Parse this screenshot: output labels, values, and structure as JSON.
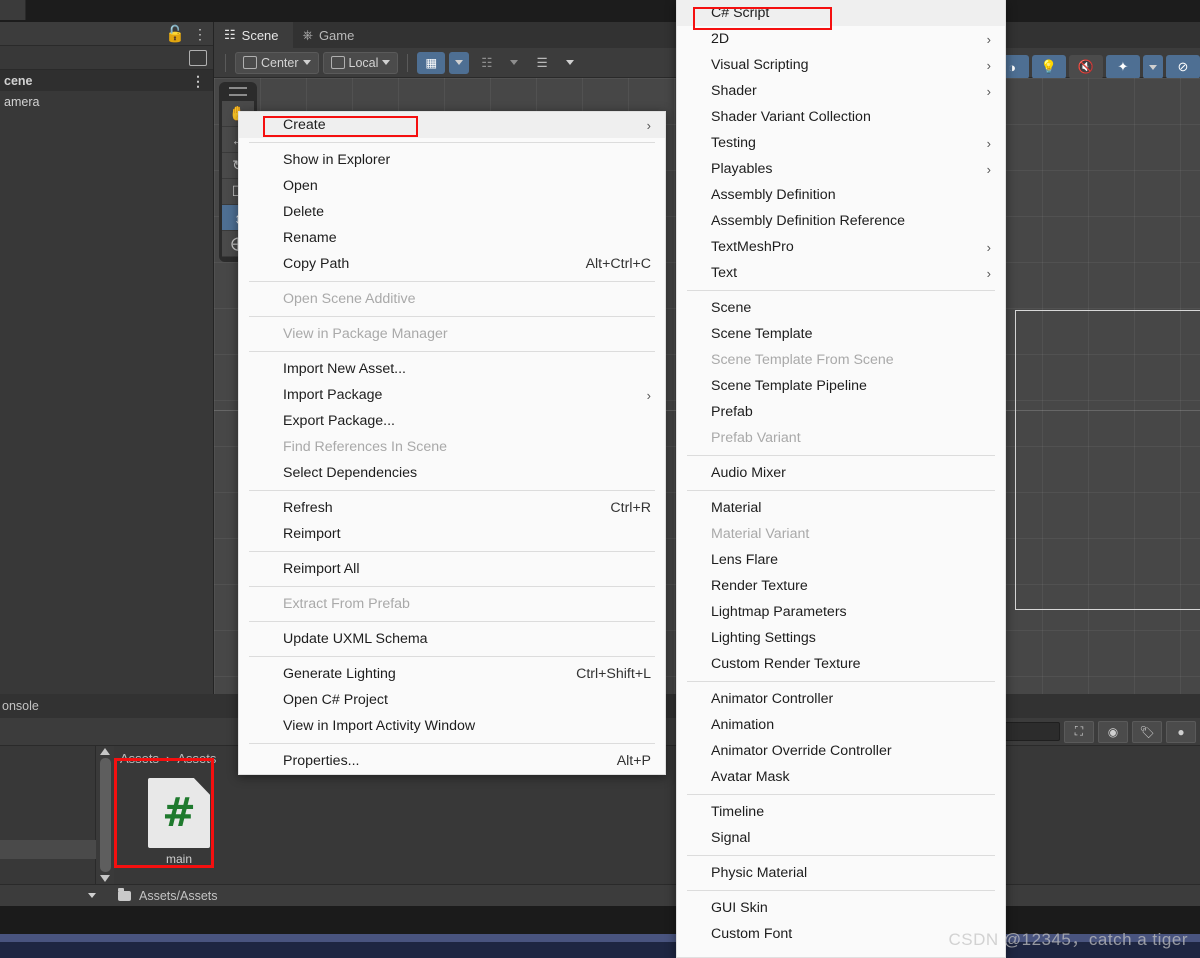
{
  "window": {
    "hierarchy": {
      "rows": [
        {
          "label": "cene",
          "kind": "scene"
        },
        {
          "label": "amera",
          "kind": "object"
        }
      ]
    },
    "scene_view": {
      "tabs": [
        {
          "label": "Scene",
          "icon": "grid-icon",
          "active": true
        },
        {
          "label": "Game",
          "icon": "gamepad-icon",
          "active": false
        }
      ],
      "toolbar": {
        "pivot_label": "Center",
        "space_label": "Local",
        "grid_snap_icon": "grid-snap-icon",
        "magnet_icon": "magnet-snap-icon",
        "ruler_icon": "ruler-icon"
      },
      "tool_palette": [
        {
          "name": "hand-tool",
          "glyph": "✋",
          "active": false
        },
        {
          "name": "move-tool",
          "glyph": "↔",
          "active": false
        },
        {
          "name": "rotate-tool",
          "glyph": "↻",
          "active": false
        },
        {
          "name": "scale-tool",
          "glyph": "□",
          "active": false
        },
        {
          "name": "rect-tool",
          "glyph": "↕",
          "active": true
        },
        {
          "name": "transform-tool",
          "glyph": "⊕",
          "active": false
        }
      ],
      "right_toolbar": [
        {
          "name": "audio-button",
          "glyph": "◑",
          "style": "blue"
        },
        {
          "name": "lighting-button",
          "glyph": "Ὂ1",
          "style": "blue"
        },
        {
          "name": "mute-audio-button",
          "glyph": "ὐ7",
          "style": "grey"
        },
        {
          "name": "effects-button",
          "glyph": "✦",
          "style": "blue"
        },
        {
          "name": "effects-dropdown",
          "glyph": "▼",
          "style": "blue-sm"
        },
        {
          "name": "scene-visibility-button",
          "glyph": "⊘",
          "style": "blue"
        }
      ]
    },
    "console": {
      "tab_label": "onsole"
    },
    "project": {
      "breadcrumb": [
        "Assets",
        "Assets"
      ],
      "breadcrumb_sep": "›",
      "asset": {
        "label": "main",
        "icon": "csharp-script-icon",
        "glyph": "#"
      },
      "footer_path": "Assets/Assets"
    }
  },
  "context_menu": {
    "name": "project-context-menu",
    "items": [
      {
        "label": "Create",
        "submenu": true,
        "highlighted": true,
        "annotated": true
      },
      {
        "type": "separator"
      },
      {
        "label": "Show in Explorer"
      },
      {
        "label": "Open"
      },
      {
        "label": "Delete"
      },
      {
        "label": "Rename"
      },
      {
        "label": "Copy Path",
        "shortcut": "Alt+Ctrl+C"
      },
      {
        "type": "separator"
      },
      {
        "label": "Open Scene Additive",
        "disabled": true
      },
      {
        "type": "separator"
      },
      {
        "label": "View in Package Manager",
        "disabled": true
      },
      {
        "type": "separator"
      },
      {
        "label": "Import New Asset..."
      },
      {
        "label": "Import Package",
        "submenu": true
      },
      {
        "label": "Export Package..."
      },
      {
        "label": "Find References In Scene",
        "disabled": true
      },
      {
        "label": "Select Dependencies"
      },
      {
        "type": "separator"
      },
      {
        "label": "Refresh",
        "shortcut": "Ctrl+R"
      },
      {
        "label": "Reimport"
      },
      {
        "type": "separator"
      },
      {
        "label": "Reimport All"
      },
      {
        "type": "separator"
      },
      {
        "label": "Extract From Prefab",
        "disabled": true
      },
      {
        "type": "separator"
      },
      {
        "label": "Update UXML Schema"
      },
      {
        "type": "separator"
      },
      {
        "label": "Generate Lighting",
        "shortcut": "Ctrl+Shift+L"
      },
      {
        "label": "Open C# Project"
      },
      {
        "label": "View in Import Activity Window"
      },
      {
        "type": "separator"
      },
      {
        "label": "Properties...",
        "shortcut": "Alt+P"
      }
    ]
  },
  "create_submenu": {
    "name": "create-submenu",
    "items": [
      {
        "label": "C# Script",
        "highlighted": true,
        "annotated": true
      },
      {
        "label": "2D",
        "submenu": true
      },
      {
        "label": "Visual Scripting",
        "submenu": true
      },
      {
        "label": "Shader",
        "submenu": true
      },
      {
        "label": "Shader Variant Collection"
      },
      {
        "label": "Testing",
        "submenu": true
      },
      {
        "label": "Playables",
        "submenu": true
      },
      {
        "label": "Assembly Definition"
      },
      {
        "label": "Assembly Definition Reference"
      },
      {
        "label": "TextMeshPro",
        "submenu": true
      },
      {
        "label": "Text",
        "submenu": true
      },
      {
        "type": "separator"
      },
      {
        "label": "Scene"
      },
      {
        "label": "Scene Template"
      },
      {
        "label": "Scene Template From Scene",
        "disabled": true
      },
      {
        "label": "Scene Template Pipeline"
      },
      {
        "label": "Prefab"
      },
      {
        "label": "Prefab Variant",
        "disabled": true
      },
      {
        "type": "separator"
      },
      {
        "label": "Audio Mixer"
      },
      {
        "type": "separator"
      },
      {
        "label": "Material"
      },
      {
        "label": "Material Variant",
        "disabled": true
      },
      {
        "label": "Lens Flare"
      },
      {
        "label": "Render Texture"
      },
      {
        "label": "Lightmap Parameters"
      },
      {
        "label": "Lighting Settings"
      },
      {
        "label": "Custom Render Texture"
      },
      {
        "type": "separator"
      },
      {
        "label": "Animator Controller"
      },
      {
        "label": "Animation"
      },
      {
        "label": "Animator Override Controller"
      },
      {
        "label": "Avatar Mask"
      },
      {
        "type": "separator"
      },
      {
        "label": "Timeline"
      },
      {
        "label": "Signal"
      },
      {
        "type": "separator"
      },
      {
        "label": "Physic Material"
      },
      {
        "type": "separator"
      },
      {
        "label": "GUI Skin"
      },
      {
        "label": "Custom Font"
      }
    ]
  },
  "watermark": {
    "text": "CSDN @12345，catch a tiger"
  },
  "colors": {
    "annotation_red": "#f50f0f",
    "menu_background": "#fafafa",
    "accent_blue": "#4e6f93",
    "csharp_green": "#1f7a2e"
  }
}
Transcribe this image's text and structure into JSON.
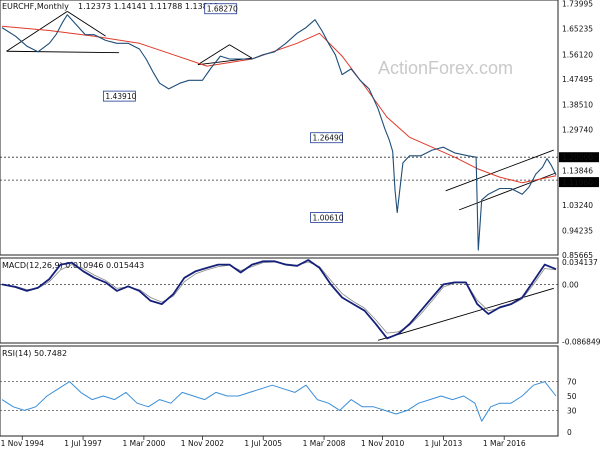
{
  "header": {
    "symbol_timeframe": "EURCHF,Monthly",
    "ohlc": "1.12373 1.14141 1.11788 1.13846"
  },
  "watermark": "ActionForex.com",
  "chart_data": [
    {
      "type": "line",
      "title": "EURCHF,Monthly",
      "x_ticks": [
        "1 Nov 1994",
        "1 Jul 1997",
        "1 Mar 2000",
        "1 Nov 2002",
        "1 Jul 2005",
        "1 Mar 2008",
        "1 Nov 2010",
        "1 Jul 2013",
        "1 Mar 2016"
      ],
      "y_ticks": [
        "1.73995",
        "1.65235",
        "1.56120",
        "1.47495",
        "1.38510",
        "1.29740",
        "1.20000",
        "1.13846",
        "1.11960",
        "1.03240",
        "0.94235",
        "0.85665"
      ],
      "ylim": [
        0.8566,
        1.752
      ],
      "price_series": {
        "name": "EURCHF",
        "x": [
          1993.9,
          1994.5,
          1995.0,
          1995.5,
          1996.0,
          1996.3,
          1996.6,
          1996.8,
          1997.2,
          1997.6,
          1998.0,
          1998.5,
          1999.0,
          1999.5,
          2000.0,
          2000.3,
          2000.6,
          2000.9,
          2001.3,
          2001.8,
          2002.2,
          2002.8,
          2003.2,
          2003.6,
          2004.0,
          2004.5,
          2005.0,
          2005.5,
          2006.0,
          2006.5,
          2007.0,
          2007.4,
          2007.8,
          2008.1,
          2008.4,
          2008.7,
          2009.0,
          2009.4,
          2009.8,
          2010.2,
          2010.6,
          2010.9,
          2011.1,
          2011.25,
          2011.35,
          2011.45,
          2011.7,
          2012.0,
          2012.5,
          2013.0,
          2013.5,
          2014.0,
          2014.6,
          2014.95,
          2015.05,
          2015.2,
          2015.5,
          2016.0,
          2016.5,
          2017.0,
          2017.3,
          2017.6,
          2017.9,
          2018.1,
          2018.3,
          2018.5
        ],
        "y": [
          1.655,
          1.625,
          1.59,
          1.57,
          1.6,
          1.63,
          1.675,
          1.7,
          1.665,
          1.63,
          1.63,
          1.61,
          1.6,
          1.6,
          1.58,
          1.545,
          1.5,
          1.46,
          1.44,
          1.46,
          1.47,
          1.47,
          1.515,
          1.555,
          1.545,
          1.545,
          1.545,
          1.56,
          1.57,
          1.6,
          1.635,
          1.655,
          1.683,
          1.645,
          1.6,
          1.56,
          1.49,
          1.51,
          1.47,
          1.44,
          1.37,
          1.3,
          1.26,
          1.22,
          1.085,
          1.006,
          1.18,
          1.205,
          1.205,
          1.225,
          1.235,
          1.215,
          1.205,
          1.2,
          0.8737,
          1.05,
          1.07,
          1.09,
          1.09,
          1.07,
          1.095,
          1.14,
          1.165,
          1.195,
          1.17,
          1.138
        ]
      },
      "ma_series": {
        "x": [
          1993.9,
          1996.0,
          1998.0,
          2000.0,
          2001.5,
          2003.0,
          2005.0,
          2007.0,
          2008.0,
          2009.0,
          2010.0,
          2011.0,
          2012.0,
          2013.0,
          2014.0,
          2015.0,
          2016.0,
          2017.0,
          2018.5
        ],
        "y": [
          1.66,
          1.645,
          1.625,
          1.6,
          1.56,
          1.52,
          1.545,
          1.6,
          1.635,
          1.555,
          1.45,
          1.34,
          1.27,
          1.235,
          1.2,
          1.16,
          1.13,
          1.11,
          1.135
        ]
      },
      "labels": [
        "1.68270",
        "1.43910",
        "1.26490",
        "1.00610"
      ],
      "levels": [
        "1.20000",
        "1.11960"
      ],
      "current_price": "1.13846"
    },
    {
      "type": "line",
      "title": "MACD(12,26,9) 0.010946 0.015443",
      "y_ticks": [
        "0.034137",
        "0.00",
        "-0.086849"
      ],
      "ylim": [
        -0.089,
        0.04
      ],
      "x": [
        1993.9,
        1994.5,
        1995.0,
        1995.5,
        1996.0,
        1996.5,
        1997.0,
        1997.5,
        1998.0,
        1998.5,
        1999.0,
        1999.5,
        2000.0,
        2000.5,
        2001.0,
        2001.5,
        2002.0,
        2002.5,
        2003.0,
        2003.5,
        2004.0,
        2004.5,
        2005.0,
        2005.5,
        2006.0,
        2006.5,
        2007.0,
        2007.5,
        2008.0,
        2008.5,
        2009.0,
        2009.5,
        2010.0,
        2010.5,
        2011.0,
        2011.5,
        2012.0,
        2012.5,
        2013.0,
        2013.5,
        2014.0,
        2014.5,
        2015.0,
        2015.5,
        2016.0,
        2016.5,
        2017.0,
        2017.5,
        2018.0,
        2018.5
      ],
      "macd": [
        0.0,
        -0.004,
        -0.01,
        -0.005,
        0.008,
        0.03,
        0.033,
        0.02,
        0.01,
        0.003,
        -0.01,
        -0.003,
        -0.01,
        -0.025,
        -0.03,
        -0.015,
        0.01,
        0.02,
        0.025,
        0.03,
        0.03,
        0.018,
        0.03,
        0.035,
        0.035,
        0.03,
        0.028,
        0.037,
        0.025,
        0.0,
        -0.02,
        -0.03,
        -0.04,
        -0.06,
        -0.082,
        -0.075,
        -0.06,
        -0.04,
        -0.02,
        0.0,
        0.003,
        0.003,
        -0.03,
        -0.045,
        -0.035,
        -0.03,
        -0.02,
        0.005,
        0.03,
        0.023
      ],
      "signal": [
        0.0,
        -0.003,
        -0.008,
        -0.006,
        0.004,
        0.022,
        0.03,
        0.024,
        0.014,
        0.006,
        -0.006,
        -0.004,
        -0.008,
        -0.02,
        -0.027,
        -0.018,
        0.004,
        0.016,
        0.022,
        0.027,
        0.029,
        0.021,
        0.027,
        0.033,
        0.034,
        0.031,
        0.029,
        0.034,
        0.027,
        0.006,
        -0.014,
        -0.026,
        -0.036,
        -0.054,
        -0.074,
        -0.072,
        -0.062,
        -0.045,
        -0.025,
        -0.004,
        0.002,
        0.002,
        -0.024,
        -0.04,
        -0.036,
        -0.031,
        -0.022,
        0.0,
        0.024,
        0.022
      ]
    },
    {
      "type": "line",
      "title": "RSI(14) 50.7482",
      "y_ticks": [
        "70",
        "50",
        "30",
        "0"
      ],
      "ylim": [
        0,
        100
      ],
      "x": [
        1993.9,
        1994.4,
        1994.9,
        1995.4,
        1995.9,
        1996.4,
        1996.9,
        1997.4,
        1997.9,
        1998.4,
        1998.9,
        1999.4,
        1999.9,
        2000.4,
        2000.9,
        2001.4,
        2001.9,
        2002.4,
        2002.9,
        2003.4,
        2003.9,
        2004.4,
        2004.9,
        2005.4,
        2005.9,
        2006.4,
        2006.9,
        2007.4,
        2007.9,
        2008.4,
        2008.9,
        2009.4,
        2009.9,
        2010.4,
        2010.9,
        2011.4,
        2011.9,
        2012.4,
        2012.9,
        2013.4,
        2013.9,
        2014.4,
        2014.9,
        2015.2,
        2015.6,
        2016.0,
        2016.5,
        2017.0,
        2017.5,
        2018.0,
        2018.5
      ],
      "values": [
        45,
        35,
        30,
        35,
        50,
        60,
        70,
        55,
        45,
        50,
        45,
        55,
        40,
        35,
        45,
        40,
        55,
        50,
        45,
        55,
        50,
        50,
        55,
        60,
        65,
        60,
        55,
        65,
        45,
        40,
        30,
        45,
        35,
        35,
        30,
        25,
        30,
        40,
        45,
        50,
        45,
        50,
        40,
        15,
        35,
        40,
        40,
        50,
        65,
        70,
        50
      ]
    }
  ]
}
____________
- _OBJECTIVE_: Go through the data and gather every line that holds "Texture".

- _TASK RESULT_:
        "label": "Render Texture"
        "label": "Custom Render Texture"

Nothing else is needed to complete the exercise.